# PROBLEM
The records that follow are to be transcribed in full, without their images.
==== TASK INPUT
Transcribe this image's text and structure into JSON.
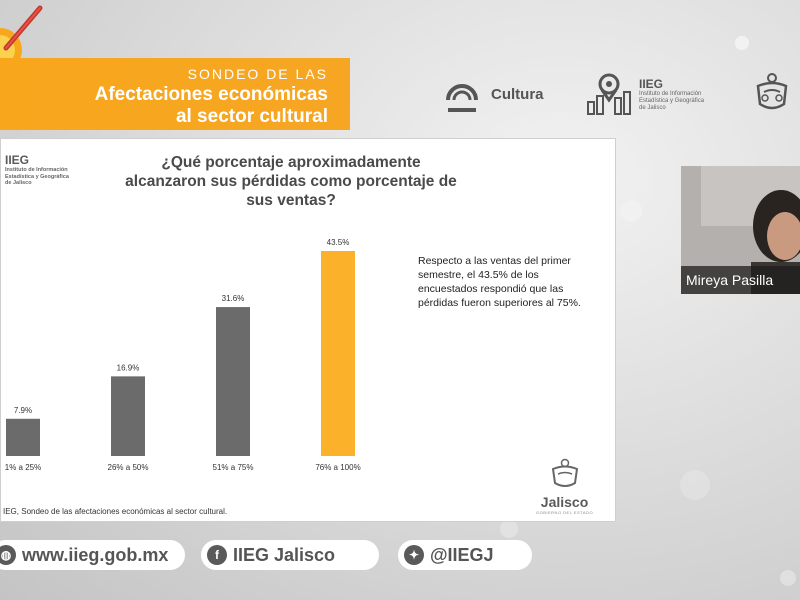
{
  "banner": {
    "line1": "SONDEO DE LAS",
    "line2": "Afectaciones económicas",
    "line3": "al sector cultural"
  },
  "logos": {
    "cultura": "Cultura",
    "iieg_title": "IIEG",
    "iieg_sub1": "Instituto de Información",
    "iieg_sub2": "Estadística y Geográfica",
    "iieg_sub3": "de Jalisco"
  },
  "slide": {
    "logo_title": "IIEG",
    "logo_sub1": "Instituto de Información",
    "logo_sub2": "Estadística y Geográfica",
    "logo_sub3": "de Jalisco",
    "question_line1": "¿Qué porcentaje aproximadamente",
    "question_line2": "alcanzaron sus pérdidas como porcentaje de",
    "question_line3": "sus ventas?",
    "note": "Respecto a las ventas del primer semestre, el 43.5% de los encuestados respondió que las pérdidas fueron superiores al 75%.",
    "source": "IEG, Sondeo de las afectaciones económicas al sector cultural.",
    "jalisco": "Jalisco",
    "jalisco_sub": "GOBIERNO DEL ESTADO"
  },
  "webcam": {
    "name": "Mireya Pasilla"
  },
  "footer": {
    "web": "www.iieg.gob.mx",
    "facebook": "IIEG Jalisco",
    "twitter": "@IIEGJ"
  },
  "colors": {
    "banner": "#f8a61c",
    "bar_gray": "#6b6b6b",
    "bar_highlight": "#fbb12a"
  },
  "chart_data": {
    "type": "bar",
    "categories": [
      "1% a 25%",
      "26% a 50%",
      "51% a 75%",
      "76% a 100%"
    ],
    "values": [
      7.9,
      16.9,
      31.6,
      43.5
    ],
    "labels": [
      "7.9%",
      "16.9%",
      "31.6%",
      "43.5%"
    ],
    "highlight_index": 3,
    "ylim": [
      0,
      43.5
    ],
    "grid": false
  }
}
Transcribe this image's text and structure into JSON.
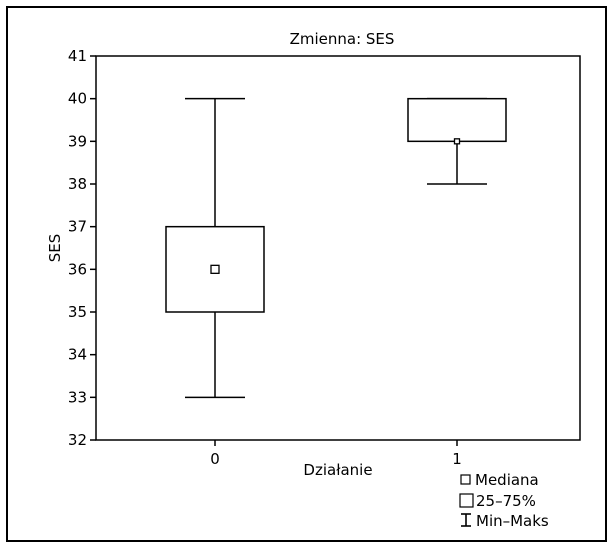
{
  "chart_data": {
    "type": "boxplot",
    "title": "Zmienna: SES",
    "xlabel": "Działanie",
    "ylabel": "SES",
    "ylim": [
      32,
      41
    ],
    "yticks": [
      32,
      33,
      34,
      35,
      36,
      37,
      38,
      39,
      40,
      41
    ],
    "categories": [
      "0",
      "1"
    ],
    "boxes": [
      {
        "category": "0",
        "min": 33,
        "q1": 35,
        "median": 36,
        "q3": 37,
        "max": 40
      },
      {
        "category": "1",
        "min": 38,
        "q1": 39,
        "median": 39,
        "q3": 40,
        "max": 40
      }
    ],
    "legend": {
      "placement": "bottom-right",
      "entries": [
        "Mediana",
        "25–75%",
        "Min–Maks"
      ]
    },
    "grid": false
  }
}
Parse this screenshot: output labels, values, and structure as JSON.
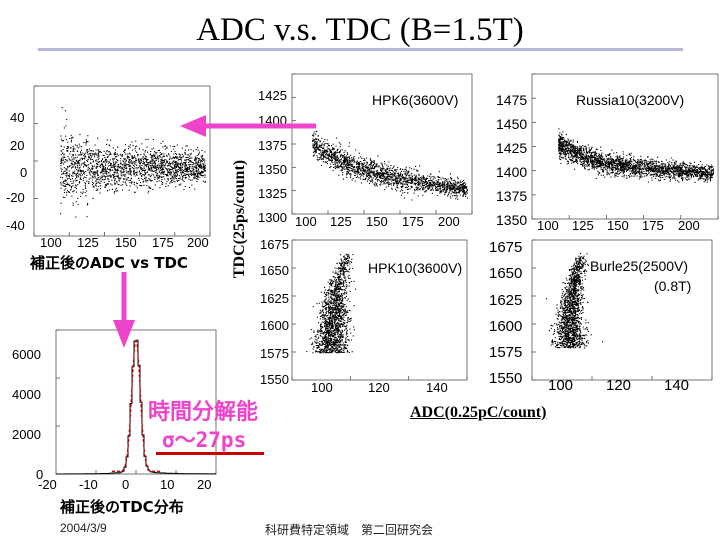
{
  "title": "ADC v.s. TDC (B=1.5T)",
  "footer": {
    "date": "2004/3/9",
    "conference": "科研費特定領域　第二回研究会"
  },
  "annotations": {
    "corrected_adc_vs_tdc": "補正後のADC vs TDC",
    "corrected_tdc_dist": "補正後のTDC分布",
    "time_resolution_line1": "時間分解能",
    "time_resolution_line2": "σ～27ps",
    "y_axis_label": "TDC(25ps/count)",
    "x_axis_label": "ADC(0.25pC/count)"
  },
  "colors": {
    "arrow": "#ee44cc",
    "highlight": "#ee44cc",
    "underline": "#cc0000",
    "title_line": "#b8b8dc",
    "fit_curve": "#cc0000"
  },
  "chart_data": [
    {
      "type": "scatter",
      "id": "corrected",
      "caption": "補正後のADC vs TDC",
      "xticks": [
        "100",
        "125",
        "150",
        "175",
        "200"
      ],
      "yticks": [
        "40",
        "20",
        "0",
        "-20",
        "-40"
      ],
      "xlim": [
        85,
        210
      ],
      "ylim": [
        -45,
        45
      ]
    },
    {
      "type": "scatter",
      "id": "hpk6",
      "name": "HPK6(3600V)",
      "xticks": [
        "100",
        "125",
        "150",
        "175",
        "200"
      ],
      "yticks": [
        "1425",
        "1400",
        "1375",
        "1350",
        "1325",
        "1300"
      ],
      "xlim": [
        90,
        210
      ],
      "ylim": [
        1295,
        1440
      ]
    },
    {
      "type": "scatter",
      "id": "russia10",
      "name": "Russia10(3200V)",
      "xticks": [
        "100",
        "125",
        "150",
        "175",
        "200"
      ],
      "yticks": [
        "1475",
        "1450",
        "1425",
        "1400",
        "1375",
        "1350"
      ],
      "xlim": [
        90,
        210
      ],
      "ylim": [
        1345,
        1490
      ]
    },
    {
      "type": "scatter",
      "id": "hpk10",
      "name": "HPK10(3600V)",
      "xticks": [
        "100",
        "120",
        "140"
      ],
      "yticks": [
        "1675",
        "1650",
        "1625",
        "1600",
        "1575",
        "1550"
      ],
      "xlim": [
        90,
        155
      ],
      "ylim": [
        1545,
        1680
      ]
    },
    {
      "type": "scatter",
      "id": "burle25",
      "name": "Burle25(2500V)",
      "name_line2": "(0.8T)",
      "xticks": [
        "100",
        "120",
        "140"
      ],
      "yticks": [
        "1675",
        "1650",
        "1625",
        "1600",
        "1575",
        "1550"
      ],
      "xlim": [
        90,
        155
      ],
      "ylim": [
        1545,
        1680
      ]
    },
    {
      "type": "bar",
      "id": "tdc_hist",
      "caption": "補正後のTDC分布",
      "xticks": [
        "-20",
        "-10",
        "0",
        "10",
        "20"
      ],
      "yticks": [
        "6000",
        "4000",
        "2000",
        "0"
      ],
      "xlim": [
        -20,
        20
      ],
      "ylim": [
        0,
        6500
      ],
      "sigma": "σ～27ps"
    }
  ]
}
========
# SOLUTION TO THIS TASK
Transcribe this image's text and structure into JSON.
{
  "banner": {
    "line1": "SONDEO DE LAS",
    "line2": "Afectaciones económicas",
    "line3": "al sector cultural"
  },
  "logos": {
    "cultura": "Cultura",
    "iieg_title": "IIEG",
    "iieg_sub1": "Instituto de Información",
    "iieg_sub2": "Estadística y Geográfica",
    "iieg_sub3": "de Jalisco"
  },
  "slide": {
    "logo_title": "IIEG",
    "logo_sub1": "Instituto de Información",
    "logo_sub2": "Estadística y Geográfica",
    "logo_sub3": "de Jalisco",
    "question_line1": "¿Qué porcentaje aproximadamente",
    "question_line2": "alcanzaron sus pérdidas como porcentaje de",
    "question_line3": "sus ventas?",
    "note": "Respecto a las ventas del primer semestre, el 43.5% de los encuestados respondió que las pérdidas fueron superiores al 75%.",
    "source": "IEG, Sondeo de las afectaciones económicas al sector cultural.",
    "jalisco": "Jalisco",
    "jalisco_sub": "GOBIERNO DEL ESTADO"
  },
  "webcam": {
    "name": "Mireya Pasilla"
  },
  "footer": {
    "web": "www.iieg.gob.mx",
    "facebook": "IIEG Jalisco",
    "twitter": "@IIEGJ"
  },
  "colors": {
    "banner": "#f8a61c",
    "bar_gray": "#6b6b6b",
    "bar_highlight": "#fbb12a"
  },
  "chart_data": {
    "type": "bar",
    "categories": [
      "1% a 25%",
      "26% a 50%",
      "51% a 75%",
      "76% a 100%"
    ],
    "values": [
      7.9,
      16.9,
      31.6,
      43.5
    ],
    "labels": [
      "7.9%",
      "16.9%",
      "31.6%",
      "43.5%"
    ],
    "highlight_index": 3,
    "ylim": [
      0,
      43.5
    ],
    "grid": false
  }
}
Transcribe this image's text and structure into JSON.
{
  "chart_data": {
    "type": "boxplot",
    "title": "Zmienna: SES",
    "xlabel": "Działanie",
    "ylabel": "SES",
    "ylim": [
      32,
      41
    ],
    "yticks": [
      32,
      33,
      34,
      35,
      36,
      37,
      38,
      39,
      40,
      41
    ],
    "categories": [
      "0",
      "1"
    ],
    "boxes": [
      {
        "category": "0",
        "min": 33,
        "q1": 35,
        "median": 36,
        "q3": 37,
        "max": 40
      },
      {
        "category": "1",
        "min": 38,
        "q1": 39,
        "median": 39,
        "q3": 40,
        "max": 40
      }
    ],
    "legend": {
      "placement": "bottom-right",
      "entries": [
        "Mediana",
        "25–75%",
        "Min–Maks"
      ]
    },
    "grid": false
  }
}
Parse this screenshot: output labels, values, and structure as JSON.
{
  "title": "ADC v.s. TDC (B=1.5T)",
  "footer": {
    "date": "2004/3/9",
    "conference": "科研費特定領域　第二回研究会"
  },
  "annotations": {
    "corrected_adc_vs_tdc": "補正後のADC vs TDC",
    "corrected_tdc_dist": "補正後のTDC分布",
    "time_resolution_line1": "時間分解能",
    "time_resolution_line2": "σ～27ps",
    "y_axis_label": "TDC(25ps/count)",
    "x_axis_label": "ADC(0.25pC/count)"
  },
  "colors": {
    "arrow": "#ee44cc",
    "highlight": "#ee44cc",
    "underline": "#cc0000",
    "title_line": "#b8b8dc",
    "fit_curve": "#cc0000"
  },
  "chart_data": [
    {
      "type": "scatter",
      "id": "corrected",
      "caption": "補正後のADC vs TDC",
      "xticks": [
        "100",
        "125",
        "150",
        "175",
        "200"
      ],
      "yticks": [
        "40",
        "20",
        "0",
        "-20",
        "-40"
      ],
      "xlim": [
        85,
        210
      ],
      "ylim": [
        -45,
        45
      ]
    },
    {
      "type": "scatter",
      "id": "hpk6",
      "name": "HPK6(3600V)",
      "xticks": [
        "100",
        "125",
        "150",
        "175",
        "200"
      ],
      "yticks": [
        "1425",
        "1400",
        "1375",
        "1350",
        "1325",
        "1300"
      ],
      "xlim": [
        90,
        210
      ],
      "ylim": [
        1295,
        1440
      ]
    },
    {
      "type": "scatter",
      "id": "russia10",
      "name": "Russia10(3200V)",
      "xticks": [
        "100",
        "125",
        "150",
        "175",
        "200"
      ],
      "yticks": [
        "1475",
        "1450",
        "1425",
        "1400",
        "1375",
        "1350"
      ],
      "xlim": [
        90,
        210
      ],
      "ylim": [
        1345,
        1490
      ]
    },
    {
      "type": "scatter",
      "id": "hpk10",
      "name": "HPK10(3600V)",
      "xticks": [
        "100",
        "120",
        "140"
      ],
      "yticks": [
        "1675",
        "1650",
        "1625",
        "1600",
        "1575",
        "1550"
      ],
      "xlim": [
        90,
        155
      ],
      "ylim": [
        1545,
        1680
      ]
    },
    {
      "type": "scatter",
      "id": "burle25",
      "name": "Burle25(2500V)",
      "name_line2": "(0.8T)",
      "xticks": [
        "100",
        "120",
        "140"
      ],
      "yticks": [
        "1675",
        "1650",
        "1625",
        "1600",
        "1575",
        "1550"
      ],
      "xlim": [
        90,
        155
      ],
      "ylim": [
        1545,
        1680
      ]
    },
    {
      "type": "bar",
      "id": "tdc_hist",
      "caption": "補正後のTDC分布",
      "xticks": [
        "-20",
        "-10",
        "0",
        "10",
        "20"
      ],
      "yticks": [
        "6000",
        "4000",
        "2000",
        "0"
      ],
      "xlim": [
        -20,
        20
      ],
      "ylim": [
        0,
        6500
      ],
      "sigma": "σ～27ps"
    }
  ]
}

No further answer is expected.